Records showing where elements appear
────────────────────────────────────────
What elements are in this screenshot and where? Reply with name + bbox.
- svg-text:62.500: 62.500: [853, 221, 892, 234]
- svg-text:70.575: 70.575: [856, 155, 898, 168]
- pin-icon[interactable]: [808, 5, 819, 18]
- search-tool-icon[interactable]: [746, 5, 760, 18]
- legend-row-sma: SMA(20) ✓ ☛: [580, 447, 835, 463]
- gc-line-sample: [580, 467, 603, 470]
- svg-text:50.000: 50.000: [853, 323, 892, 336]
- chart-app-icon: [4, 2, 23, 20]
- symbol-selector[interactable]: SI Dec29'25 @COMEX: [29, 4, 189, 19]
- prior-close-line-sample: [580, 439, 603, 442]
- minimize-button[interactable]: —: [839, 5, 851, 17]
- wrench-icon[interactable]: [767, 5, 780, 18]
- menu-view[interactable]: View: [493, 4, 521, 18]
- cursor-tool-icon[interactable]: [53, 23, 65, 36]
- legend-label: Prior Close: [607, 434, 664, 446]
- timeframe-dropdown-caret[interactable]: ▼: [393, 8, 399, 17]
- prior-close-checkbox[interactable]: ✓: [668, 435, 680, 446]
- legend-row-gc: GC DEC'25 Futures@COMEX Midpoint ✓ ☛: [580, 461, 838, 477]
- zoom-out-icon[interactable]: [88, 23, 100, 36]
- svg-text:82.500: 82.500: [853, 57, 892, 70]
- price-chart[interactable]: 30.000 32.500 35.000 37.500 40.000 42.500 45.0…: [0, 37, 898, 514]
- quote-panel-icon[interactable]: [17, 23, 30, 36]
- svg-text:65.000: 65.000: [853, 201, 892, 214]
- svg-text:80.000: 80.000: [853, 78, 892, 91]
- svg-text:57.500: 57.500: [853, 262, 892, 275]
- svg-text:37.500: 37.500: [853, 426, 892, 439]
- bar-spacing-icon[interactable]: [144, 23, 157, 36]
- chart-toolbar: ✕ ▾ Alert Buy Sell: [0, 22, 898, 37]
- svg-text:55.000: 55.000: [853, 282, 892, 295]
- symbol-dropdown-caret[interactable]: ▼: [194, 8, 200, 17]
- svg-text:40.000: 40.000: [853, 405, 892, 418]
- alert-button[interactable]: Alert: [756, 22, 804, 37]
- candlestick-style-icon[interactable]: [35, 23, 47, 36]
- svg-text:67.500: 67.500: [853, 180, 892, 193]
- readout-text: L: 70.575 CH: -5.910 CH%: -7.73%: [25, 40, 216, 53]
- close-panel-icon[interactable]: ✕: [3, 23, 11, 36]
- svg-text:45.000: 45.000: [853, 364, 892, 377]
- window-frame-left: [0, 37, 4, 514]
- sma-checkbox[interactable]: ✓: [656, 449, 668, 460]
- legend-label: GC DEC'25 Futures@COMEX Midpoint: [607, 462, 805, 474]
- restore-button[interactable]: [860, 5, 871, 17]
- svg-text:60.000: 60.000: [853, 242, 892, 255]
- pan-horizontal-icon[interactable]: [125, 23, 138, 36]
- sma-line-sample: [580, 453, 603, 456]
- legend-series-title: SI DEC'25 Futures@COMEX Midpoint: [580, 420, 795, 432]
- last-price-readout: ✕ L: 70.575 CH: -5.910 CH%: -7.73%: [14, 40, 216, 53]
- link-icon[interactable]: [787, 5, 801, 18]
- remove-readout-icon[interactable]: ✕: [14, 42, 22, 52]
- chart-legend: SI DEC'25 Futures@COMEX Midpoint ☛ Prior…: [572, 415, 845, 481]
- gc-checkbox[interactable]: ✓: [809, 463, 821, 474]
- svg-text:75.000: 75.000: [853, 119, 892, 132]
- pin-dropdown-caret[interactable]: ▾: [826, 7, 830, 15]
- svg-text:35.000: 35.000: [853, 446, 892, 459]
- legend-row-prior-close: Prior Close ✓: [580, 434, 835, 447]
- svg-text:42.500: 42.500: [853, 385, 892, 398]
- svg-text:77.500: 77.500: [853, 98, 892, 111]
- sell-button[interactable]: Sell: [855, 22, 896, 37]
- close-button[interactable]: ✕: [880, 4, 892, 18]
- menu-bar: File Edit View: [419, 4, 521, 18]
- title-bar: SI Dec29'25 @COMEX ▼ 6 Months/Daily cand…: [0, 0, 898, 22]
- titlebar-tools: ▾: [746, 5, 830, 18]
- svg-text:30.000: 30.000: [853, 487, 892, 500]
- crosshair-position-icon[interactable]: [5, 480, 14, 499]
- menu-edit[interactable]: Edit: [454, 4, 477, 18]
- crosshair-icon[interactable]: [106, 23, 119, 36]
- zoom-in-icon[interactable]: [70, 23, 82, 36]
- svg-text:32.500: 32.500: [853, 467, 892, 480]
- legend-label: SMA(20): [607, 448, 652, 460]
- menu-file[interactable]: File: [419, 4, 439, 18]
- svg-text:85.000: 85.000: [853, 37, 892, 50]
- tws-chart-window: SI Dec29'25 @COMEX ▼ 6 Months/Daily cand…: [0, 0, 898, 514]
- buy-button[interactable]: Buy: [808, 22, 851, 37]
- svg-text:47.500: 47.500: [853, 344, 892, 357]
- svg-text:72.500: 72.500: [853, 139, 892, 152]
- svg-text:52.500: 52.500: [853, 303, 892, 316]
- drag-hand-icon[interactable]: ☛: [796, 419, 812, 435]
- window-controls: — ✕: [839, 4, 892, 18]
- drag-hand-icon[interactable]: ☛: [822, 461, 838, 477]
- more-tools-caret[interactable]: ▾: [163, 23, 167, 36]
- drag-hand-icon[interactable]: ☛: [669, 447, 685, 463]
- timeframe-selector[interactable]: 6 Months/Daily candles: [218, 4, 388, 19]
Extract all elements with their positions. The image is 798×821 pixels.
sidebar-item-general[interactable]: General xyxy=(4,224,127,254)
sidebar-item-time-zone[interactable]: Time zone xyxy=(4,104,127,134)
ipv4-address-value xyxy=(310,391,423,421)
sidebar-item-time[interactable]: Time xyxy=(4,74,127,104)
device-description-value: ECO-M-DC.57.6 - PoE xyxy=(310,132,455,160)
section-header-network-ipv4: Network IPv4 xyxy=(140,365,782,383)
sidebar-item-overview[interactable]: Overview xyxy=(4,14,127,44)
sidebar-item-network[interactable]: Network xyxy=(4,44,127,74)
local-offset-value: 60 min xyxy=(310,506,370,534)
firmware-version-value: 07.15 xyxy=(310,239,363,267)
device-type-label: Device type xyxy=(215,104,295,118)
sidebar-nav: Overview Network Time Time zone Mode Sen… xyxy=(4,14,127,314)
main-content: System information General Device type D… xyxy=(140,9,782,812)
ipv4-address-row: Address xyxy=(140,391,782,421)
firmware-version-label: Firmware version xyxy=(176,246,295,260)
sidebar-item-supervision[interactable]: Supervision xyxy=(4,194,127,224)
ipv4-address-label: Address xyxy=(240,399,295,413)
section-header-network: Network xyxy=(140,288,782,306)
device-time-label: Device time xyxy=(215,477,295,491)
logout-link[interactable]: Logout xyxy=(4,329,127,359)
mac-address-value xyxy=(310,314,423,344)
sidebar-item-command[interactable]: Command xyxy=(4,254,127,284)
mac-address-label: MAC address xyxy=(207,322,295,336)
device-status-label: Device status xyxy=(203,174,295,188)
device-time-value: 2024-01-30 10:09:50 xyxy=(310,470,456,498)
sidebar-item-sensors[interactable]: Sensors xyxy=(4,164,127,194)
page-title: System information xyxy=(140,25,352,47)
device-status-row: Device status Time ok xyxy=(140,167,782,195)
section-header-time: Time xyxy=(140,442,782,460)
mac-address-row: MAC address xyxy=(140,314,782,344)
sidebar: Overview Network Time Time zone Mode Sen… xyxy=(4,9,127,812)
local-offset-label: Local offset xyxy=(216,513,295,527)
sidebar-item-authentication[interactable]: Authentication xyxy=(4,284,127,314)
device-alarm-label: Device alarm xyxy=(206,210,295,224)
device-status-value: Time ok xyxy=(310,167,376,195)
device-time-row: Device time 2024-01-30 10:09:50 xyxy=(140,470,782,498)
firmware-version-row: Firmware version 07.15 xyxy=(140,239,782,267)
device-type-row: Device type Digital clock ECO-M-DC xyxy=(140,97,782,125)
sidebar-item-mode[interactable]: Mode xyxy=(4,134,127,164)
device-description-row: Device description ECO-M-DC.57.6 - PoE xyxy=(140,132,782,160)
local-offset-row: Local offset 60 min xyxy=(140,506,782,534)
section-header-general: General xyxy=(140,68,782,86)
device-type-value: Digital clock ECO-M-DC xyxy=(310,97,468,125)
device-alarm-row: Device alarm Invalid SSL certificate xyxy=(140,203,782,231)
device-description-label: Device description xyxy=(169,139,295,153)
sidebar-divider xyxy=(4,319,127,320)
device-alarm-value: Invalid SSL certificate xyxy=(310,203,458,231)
────────────────────────────────────────
__What the exercise asks__
Transcribe, line for line and unchanged, the lines running from the start of the records through the line containing "- menu-view[interactable]: View: [493, 4, 521, 18]", with both ends included.

__Response to this task__
What elements are in this screenshot and where? Reply with name + bbox.
- svg-text:62.500: 62.500: [853, 221, 892, 234]
- svg-text:70.575: 70.575: [856, 155, 898, 168]
- pin-icon[interactable]: [808, 5, 819, 18]
- search-tool-icon[interactable]: [746, 5, 760, 18]
- legend-row-sma: SMA(20) ✓ ☛: [580, 447, 835, 463]
- gc-line-sample: [580, 467, 603, 470]
- svg-text:50.000: 50.000: [853, 323, 892, 336]
- chart-app-icon: [4, 2, 23, 20]
- symbol-selector[interactable]: SI Dec29'25 @COMEX: [29, 4, 189, 19]
- prior-close-line-sample: [580, 439, 603, 442]
- minimize-button[interactable]: —: [839, 5, 851, 17]
- wrench-icon[interactable]: [767, 5, 780, 18]
- menu-view[interactable]: View: [493, 4, 521, 18]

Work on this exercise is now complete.